Stored data entries
%%

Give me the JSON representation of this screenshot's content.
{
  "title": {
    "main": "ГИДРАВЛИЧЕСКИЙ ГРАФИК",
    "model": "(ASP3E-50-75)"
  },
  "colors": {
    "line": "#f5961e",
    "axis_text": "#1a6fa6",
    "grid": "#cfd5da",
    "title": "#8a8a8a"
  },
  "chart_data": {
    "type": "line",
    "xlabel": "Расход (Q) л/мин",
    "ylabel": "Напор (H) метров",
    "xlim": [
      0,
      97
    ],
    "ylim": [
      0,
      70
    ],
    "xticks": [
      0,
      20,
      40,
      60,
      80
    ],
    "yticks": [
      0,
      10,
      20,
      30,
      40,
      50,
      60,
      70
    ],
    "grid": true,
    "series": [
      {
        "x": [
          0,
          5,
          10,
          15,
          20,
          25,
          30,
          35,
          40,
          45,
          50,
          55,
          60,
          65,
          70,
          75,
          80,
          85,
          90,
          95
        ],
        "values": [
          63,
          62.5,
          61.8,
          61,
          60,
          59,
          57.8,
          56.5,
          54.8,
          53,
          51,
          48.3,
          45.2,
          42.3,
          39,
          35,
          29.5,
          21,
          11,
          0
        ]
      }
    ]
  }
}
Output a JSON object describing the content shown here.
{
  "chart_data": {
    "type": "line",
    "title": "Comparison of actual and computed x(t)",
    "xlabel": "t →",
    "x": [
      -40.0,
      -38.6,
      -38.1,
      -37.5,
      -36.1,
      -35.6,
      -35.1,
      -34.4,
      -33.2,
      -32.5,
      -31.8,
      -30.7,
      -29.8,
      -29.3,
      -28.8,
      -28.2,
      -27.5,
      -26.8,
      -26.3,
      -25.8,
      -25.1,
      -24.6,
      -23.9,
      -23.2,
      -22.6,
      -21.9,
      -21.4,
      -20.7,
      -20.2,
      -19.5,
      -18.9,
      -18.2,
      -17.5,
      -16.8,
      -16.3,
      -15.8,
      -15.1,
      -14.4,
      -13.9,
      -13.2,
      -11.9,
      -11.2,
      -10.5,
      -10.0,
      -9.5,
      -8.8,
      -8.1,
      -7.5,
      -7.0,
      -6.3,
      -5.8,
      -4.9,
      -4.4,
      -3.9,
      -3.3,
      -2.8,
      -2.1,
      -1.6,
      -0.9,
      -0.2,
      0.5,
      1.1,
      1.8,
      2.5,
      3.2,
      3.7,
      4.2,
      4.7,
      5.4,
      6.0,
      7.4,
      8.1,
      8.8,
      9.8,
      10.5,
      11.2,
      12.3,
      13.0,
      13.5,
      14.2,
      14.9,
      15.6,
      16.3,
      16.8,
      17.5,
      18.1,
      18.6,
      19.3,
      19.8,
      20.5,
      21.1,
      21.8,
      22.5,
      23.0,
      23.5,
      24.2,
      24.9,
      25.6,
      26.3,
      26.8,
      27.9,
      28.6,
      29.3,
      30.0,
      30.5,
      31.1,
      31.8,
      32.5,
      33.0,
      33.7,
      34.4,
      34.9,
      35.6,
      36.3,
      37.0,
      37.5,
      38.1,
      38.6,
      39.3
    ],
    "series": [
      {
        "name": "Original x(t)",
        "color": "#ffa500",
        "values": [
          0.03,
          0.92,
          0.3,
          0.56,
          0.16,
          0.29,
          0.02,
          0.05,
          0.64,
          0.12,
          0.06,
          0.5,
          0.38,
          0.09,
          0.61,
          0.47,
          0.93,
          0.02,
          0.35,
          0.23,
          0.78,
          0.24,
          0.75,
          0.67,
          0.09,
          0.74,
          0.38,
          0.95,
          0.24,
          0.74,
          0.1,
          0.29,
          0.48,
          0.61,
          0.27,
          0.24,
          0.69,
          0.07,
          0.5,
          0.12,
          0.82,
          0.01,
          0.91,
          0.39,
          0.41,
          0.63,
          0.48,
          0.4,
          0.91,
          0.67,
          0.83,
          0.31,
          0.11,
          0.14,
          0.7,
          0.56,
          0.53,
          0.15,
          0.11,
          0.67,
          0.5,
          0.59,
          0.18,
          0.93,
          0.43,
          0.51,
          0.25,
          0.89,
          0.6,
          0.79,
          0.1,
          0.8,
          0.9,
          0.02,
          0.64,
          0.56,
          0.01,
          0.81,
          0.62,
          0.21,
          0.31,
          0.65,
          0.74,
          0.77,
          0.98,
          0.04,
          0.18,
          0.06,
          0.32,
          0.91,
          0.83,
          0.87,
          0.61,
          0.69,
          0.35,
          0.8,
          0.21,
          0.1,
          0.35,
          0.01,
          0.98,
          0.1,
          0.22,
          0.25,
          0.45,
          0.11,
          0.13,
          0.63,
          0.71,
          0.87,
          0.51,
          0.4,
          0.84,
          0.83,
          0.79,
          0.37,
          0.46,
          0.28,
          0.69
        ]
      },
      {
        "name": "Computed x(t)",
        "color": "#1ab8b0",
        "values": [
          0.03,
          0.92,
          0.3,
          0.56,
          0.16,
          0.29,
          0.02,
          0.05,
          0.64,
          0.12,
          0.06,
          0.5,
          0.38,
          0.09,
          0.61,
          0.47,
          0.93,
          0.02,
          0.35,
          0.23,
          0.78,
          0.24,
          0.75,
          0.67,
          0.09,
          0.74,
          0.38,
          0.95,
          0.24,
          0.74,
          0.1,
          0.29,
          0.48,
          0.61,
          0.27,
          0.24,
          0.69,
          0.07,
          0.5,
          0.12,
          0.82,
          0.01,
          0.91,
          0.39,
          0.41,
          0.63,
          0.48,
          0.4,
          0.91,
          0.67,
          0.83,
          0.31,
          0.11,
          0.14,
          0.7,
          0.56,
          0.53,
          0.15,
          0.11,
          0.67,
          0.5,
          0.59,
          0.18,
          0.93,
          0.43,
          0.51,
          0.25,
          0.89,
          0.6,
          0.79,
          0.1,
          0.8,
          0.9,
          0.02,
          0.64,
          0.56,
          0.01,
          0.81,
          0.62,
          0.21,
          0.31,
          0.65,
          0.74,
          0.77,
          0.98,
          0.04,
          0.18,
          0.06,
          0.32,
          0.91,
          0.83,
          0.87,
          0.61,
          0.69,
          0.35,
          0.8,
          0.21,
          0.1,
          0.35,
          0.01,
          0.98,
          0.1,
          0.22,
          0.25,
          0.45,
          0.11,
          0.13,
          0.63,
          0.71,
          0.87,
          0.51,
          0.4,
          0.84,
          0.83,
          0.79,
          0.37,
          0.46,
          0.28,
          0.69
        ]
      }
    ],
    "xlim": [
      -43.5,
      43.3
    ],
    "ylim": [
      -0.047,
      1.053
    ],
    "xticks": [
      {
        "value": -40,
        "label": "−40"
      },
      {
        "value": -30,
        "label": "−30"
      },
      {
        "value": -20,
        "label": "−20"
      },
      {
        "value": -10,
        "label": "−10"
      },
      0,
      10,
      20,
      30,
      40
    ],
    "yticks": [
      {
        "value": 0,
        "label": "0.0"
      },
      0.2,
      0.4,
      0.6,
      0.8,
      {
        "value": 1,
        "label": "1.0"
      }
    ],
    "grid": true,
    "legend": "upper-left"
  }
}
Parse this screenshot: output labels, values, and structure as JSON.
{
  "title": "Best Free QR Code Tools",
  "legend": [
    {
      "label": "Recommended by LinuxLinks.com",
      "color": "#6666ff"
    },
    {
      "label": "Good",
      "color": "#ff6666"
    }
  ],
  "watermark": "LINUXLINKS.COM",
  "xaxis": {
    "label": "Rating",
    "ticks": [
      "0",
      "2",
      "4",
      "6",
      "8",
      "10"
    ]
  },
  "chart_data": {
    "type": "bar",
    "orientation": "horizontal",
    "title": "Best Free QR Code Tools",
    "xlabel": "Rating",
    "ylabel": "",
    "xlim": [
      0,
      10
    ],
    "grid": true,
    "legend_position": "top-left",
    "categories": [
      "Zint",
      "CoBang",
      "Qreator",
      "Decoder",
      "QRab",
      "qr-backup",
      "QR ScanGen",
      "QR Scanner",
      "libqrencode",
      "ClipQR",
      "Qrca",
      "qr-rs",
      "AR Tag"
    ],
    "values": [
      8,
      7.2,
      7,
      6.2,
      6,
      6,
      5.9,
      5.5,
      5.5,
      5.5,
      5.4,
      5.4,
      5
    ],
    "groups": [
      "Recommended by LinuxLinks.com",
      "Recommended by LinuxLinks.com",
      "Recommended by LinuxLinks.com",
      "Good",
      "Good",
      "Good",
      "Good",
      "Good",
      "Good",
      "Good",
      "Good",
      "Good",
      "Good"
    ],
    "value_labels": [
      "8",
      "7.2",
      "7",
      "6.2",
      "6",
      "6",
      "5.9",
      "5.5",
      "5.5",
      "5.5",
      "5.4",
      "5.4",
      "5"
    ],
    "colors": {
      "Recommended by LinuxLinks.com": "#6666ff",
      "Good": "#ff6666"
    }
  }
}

%%

Aim of the task
Gather each line from the listing above that holds "content".

Response to this task
Give me the JSON representation of this screenshot's content.
Output a JSON object describing the content shown here.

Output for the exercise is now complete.